### Exercise prompt
Filter the data below for the string "东市买骏马" and copy each matching line.

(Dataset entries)
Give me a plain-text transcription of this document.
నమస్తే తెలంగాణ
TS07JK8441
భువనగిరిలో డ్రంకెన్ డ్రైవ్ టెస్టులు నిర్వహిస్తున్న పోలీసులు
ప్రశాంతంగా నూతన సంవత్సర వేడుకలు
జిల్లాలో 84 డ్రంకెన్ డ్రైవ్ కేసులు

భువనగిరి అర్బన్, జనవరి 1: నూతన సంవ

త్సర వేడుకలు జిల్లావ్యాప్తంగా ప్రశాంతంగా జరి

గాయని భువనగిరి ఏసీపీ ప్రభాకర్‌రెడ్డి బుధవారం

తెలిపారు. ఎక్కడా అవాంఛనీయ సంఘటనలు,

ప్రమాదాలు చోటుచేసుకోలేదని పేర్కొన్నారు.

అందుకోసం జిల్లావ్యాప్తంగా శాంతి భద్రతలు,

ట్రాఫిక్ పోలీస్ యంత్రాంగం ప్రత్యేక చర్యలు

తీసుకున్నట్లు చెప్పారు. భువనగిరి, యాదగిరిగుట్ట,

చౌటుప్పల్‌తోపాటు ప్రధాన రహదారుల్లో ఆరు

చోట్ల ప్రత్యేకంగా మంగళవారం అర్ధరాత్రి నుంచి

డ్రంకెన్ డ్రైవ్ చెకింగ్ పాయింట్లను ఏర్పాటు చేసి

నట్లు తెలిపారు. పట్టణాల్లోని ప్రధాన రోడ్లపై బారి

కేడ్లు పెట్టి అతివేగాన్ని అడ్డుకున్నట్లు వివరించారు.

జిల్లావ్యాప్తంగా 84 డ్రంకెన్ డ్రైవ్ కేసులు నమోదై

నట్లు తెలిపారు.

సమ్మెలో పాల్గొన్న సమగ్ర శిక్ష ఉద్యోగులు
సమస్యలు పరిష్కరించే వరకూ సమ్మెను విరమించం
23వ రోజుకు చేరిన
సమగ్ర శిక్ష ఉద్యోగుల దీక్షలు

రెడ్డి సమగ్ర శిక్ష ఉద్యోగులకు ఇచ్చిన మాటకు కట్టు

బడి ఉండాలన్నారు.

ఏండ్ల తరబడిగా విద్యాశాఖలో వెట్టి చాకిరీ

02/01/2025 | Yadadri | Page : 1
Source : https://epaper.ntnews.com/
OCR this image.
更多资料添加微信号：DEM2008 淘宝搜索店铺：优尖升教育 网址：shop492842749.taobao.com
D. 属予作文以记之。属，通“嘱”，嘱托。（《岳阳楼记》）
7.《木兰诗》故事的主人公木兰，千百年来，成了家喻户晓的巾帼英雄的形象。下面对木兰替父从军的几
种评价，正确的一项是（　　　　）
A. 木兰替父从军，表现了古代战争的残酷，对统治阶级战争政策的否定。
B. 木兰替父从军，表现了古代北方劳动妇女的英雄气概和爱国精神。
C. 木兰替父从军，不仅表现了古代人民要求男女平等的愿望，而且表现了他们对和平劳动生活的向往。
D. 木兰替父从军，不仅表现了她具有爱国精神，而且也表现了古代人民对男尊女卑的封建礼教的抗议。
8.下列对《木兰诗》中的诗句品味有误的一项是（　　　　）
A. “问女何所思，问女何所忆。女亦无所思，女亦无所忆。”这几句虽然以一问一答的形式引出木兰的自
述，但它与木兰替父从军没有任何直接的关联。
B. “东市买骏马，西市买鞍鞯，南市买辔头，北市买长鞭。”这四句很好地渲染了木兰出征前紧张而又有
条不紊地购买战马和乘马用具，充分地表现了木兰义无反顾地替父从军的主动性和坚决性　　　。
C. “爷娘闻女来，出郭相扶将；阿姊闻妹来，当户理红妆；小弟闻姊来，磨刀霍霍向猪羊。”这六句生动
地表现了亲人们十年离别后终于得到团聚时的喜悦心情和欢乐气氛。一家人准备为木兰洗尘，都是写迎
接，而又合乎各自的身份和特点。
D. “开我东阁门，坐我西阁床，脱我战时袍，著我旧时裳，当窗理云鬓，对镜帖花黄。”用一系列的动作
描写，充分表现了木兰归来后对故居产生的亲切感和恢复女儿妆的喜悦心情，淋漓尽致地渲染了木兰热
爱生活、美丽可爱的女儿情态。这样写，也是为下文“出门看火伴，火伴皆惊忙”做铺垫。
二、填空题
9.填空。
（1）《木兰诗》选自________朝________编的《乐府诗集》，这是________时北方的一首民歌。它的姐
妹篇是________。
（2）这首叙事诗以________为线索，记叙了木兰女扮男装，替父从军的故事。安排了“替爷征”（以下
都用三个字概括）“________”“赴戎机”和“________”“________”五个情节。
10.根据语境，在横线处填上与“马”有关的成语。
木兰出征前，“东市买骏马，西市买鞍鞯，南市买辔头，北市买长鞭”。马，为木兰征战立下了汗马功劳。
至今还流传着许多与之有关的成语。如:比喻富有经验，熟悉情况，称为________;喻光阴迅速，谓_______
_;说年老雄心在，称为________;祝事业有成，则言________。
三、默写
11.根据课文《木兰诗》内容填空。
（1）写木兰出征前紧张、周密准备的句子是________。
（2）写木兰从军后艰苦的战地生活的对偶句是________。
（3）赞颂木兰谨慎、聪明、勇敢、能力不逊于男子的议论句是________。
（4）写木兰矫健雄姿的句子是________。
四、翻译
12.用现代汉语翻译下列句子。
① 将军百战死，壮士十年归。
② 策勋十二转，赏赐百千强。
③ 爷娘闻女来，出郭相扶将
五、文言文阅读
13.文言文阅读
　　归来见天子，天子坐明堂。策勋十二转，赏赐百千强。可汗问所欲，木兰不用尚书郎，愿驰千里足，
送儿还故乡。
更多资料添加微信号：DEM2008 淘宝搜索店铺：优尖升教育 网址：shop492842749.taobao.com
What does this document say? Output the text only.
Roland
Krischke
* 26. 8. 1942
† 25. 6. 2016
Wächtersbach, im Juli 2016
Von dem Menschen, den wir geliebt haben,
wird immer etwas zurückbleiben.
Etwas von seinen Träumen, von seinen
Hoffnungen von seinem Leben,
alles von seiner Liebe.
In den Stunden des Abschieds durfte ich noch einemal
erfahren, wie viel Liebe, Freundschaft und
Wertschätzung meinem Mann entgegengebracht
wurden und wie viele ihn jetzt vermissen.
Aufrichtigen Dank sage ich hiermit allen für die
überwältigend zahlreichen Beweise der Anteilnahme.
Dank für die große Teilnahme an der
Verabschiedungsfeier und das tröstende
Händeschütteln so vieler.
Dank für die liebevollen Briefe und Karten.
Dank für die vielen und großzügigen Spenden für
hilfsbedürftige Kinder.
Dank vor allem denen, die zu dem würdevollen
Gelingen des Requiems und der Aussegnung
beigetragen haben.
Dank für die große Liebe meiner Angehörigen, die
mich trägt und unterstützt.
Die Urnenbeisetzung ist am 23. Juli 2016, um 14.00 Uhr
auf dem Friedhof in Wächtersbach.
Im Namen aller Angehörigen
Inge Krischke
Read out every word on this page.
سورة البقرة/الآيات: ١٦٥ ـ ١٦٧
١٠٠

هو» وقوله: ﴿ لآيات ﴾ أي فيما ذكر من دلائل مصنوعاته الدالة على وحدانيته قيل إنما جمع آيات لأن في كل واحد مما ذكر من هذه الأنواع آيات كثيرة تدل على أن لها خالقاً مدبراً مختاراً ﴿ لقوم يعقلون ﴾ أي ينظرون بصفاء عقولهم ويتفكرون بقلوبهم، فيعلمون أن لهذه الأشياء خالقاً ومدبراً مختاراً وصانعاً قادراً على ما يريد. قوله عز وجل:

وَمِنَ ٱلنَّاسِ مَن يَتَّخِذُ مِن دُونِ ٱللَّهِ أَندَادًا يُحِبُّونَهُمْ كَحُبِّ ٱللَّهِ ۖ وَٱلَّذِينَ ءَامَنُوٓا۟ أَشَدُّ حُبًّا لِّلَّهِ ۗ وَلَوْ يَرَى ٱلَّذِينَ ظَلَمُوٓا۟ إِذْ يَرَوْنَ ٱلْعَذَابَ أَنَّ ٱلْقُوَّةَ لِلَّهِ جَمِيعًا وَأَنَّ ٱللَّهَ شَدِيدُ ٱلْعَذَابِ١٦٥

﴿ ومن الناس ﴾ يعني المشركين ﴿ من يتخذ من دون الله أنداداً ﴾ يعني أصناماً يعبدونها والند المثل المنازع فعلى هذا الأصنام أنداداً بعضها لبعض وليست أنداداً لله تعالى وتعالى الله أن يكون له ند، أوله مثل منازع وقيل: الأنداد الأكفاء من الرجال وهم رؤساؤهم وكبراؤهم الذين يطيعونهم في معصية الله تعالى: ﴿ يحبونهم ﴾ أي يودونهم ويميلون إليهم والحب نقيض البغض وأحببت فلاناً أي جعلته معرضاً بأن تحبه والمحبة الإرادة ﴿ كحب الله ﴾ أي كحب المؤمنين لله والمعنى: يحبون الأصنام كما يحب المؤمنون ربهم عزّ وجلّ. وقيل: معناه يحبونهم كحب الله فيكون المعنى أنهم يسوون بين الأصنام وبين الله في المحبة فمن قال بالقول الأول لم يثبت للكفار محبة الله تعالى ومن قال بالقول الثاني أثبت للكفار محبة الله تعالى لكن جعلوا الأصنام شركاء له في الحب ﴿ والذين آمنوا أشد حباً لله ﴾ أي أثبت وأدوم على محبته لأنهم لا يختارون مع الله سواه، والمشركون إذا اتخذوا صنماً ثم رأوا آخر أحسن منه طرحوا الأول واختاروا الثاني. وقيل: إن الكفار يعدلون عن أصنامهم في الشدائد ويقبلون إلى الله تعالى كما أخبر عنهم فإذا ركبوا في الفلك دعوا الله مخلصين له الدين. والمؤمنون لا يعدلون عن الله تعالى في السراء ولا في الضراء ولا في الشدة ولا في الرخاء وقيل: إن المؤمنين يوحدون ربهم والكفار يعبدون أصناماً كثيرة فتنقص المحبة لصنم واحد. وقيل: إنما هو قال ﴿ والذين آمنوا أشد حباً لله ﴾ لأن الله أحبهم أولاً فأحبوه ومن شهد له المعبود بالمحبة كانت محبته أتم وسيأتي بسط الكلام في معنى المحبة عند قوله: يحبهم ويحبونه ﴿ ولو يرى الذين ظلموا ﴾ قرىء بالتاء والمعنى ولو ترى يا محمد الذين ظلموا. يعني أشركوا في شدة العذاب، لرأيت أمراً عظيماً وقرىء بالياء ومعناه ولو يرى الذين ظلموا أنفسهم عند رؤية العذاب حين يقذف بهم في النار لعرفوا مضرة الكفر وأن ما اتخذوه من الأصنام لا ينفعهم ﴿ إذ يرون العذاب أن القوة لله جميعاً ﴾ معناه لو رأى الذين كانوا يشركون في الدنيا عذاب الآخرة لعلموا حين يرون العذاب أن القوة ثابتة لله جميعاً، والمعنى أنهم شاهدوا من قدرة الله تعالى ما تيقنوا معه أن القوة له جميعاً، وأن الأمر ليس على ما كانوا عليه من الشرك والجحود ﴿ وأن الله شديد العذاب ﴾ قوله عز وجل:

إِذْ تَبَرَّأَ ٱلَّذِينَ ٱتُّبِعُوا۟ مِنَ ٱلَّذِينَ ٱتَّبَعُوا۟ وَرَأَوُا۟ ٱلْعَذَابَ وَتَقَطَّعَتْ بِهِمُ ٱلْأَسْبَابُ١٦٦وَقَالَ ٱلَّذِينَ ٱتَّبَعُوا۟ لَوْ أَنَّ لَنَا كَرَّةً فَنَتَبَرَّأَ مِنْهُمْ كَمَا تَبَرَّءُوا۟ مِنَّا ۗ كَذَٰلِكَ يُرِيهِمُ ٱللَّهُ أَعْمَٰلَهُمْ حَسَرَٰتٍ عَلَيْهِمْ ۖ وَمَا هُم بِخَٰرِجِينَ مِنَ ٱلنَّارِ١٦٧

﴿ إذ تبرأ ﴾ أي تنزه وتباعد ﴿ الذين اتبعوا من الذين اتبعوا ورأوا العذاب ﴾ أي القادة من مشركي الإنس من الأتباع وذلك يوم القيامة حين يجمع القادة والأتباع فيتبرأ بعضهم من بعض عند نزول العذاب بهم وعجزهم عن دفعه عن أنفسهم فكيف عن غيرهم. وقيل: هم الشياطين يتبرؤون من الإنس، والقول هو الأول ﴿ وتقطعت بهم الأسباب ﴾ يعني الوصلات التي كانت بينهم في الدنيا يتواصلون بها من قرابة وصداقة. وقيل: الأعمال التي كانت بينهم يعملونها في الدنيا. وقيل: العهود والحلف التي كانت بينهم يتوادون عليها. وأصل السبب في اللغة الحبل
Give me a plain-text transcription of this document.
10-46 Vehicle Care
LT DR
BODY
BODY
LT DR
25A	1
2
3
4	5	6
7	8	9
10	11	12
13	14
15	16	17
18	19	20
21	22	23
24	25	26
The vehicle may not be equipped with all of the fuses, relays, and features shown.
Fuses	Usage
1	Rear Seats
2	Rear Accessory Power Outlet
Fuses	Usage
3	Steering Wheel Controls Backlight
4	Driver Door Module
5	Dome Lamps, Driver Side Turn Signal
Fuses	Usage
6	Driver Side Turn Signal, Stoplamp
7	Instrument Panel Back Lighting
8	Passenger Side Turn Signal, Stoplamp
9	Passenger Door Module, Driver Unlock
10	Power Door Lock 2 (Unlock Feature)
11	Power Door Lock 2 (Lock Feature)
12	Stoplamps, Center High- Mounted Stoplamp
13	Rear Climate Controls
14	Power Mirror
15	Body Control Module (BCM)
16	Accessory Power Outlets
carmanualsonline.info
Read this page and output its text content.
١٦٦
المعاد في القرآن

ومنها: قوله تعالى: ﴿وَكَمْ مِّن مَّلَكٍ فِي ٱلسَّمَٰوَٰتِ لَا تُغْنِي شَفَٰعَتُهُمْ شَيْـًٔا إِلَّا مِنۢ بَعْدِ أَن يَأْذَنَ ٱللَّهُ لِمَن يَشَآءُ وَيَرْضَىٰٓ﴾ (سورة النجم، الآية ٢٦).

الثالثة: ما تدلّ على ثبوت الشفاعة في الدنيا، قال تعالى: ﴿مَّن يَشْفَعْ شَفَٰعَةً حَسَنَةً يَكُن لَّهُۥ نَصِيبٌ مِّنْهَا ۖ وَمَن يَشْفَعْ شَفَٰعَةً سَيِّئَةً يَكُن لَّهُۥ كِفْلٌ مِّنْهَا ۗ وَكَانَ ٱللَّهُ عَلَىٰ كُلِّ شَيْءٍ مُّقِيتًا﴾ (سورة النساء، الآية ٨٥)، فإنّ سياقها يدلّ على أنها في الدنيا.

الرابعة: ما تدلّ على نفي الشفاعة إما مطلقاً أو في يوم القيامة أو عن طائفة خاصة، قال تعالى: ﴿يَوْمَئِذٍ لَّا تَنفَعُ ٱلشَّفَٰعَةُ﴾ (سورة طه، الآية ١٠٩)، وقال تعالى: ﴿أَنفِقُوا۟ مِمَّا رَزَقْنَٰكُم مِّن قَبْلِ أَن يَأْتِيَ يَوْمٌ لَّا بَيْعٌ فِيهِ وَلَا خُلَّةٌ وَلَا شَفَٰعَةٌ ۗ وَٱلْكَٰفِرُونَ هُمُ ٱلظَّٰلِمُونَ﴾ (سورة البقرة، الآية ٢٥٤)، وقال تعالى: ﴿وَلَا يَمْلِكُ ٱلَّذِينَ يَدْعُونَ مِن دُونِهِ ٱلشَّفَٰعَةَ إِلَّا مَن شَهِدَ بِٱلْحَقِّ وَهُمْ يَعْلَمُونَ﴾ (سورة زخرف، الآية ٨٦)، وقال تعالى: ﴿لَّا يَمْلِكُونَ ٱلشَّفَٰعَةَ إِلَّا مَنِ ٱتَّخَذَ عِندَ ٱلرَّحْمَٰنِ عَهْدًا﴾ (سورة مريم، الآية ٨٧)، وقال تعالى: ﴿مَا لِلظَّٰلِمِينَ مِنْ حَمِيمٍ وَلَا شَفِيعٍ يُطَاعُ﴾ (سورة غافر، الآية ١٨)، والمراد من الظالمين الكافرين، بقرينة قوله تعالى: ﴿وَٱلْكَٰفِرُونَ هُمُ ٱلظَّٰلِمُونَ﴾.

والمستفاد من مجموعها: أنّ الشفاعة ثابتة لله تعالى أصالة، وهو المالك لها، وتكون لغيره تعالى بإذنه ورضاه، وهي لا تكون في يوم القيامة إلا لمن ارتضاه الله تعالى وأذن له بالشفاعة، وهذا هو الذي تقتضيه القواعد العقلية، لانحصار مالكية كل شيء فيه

### In response
B. “东市买骏马，西市买鞍鞯，南市买辔头，北市买长鞭。”这四句很好地渲染了木兰出征前紧张而又有
木兰出征前，“东市买骏马，西市买鞍鞯，南市买辔头，北市买长鞭”。马，为木兰征战立下了汗马功劳。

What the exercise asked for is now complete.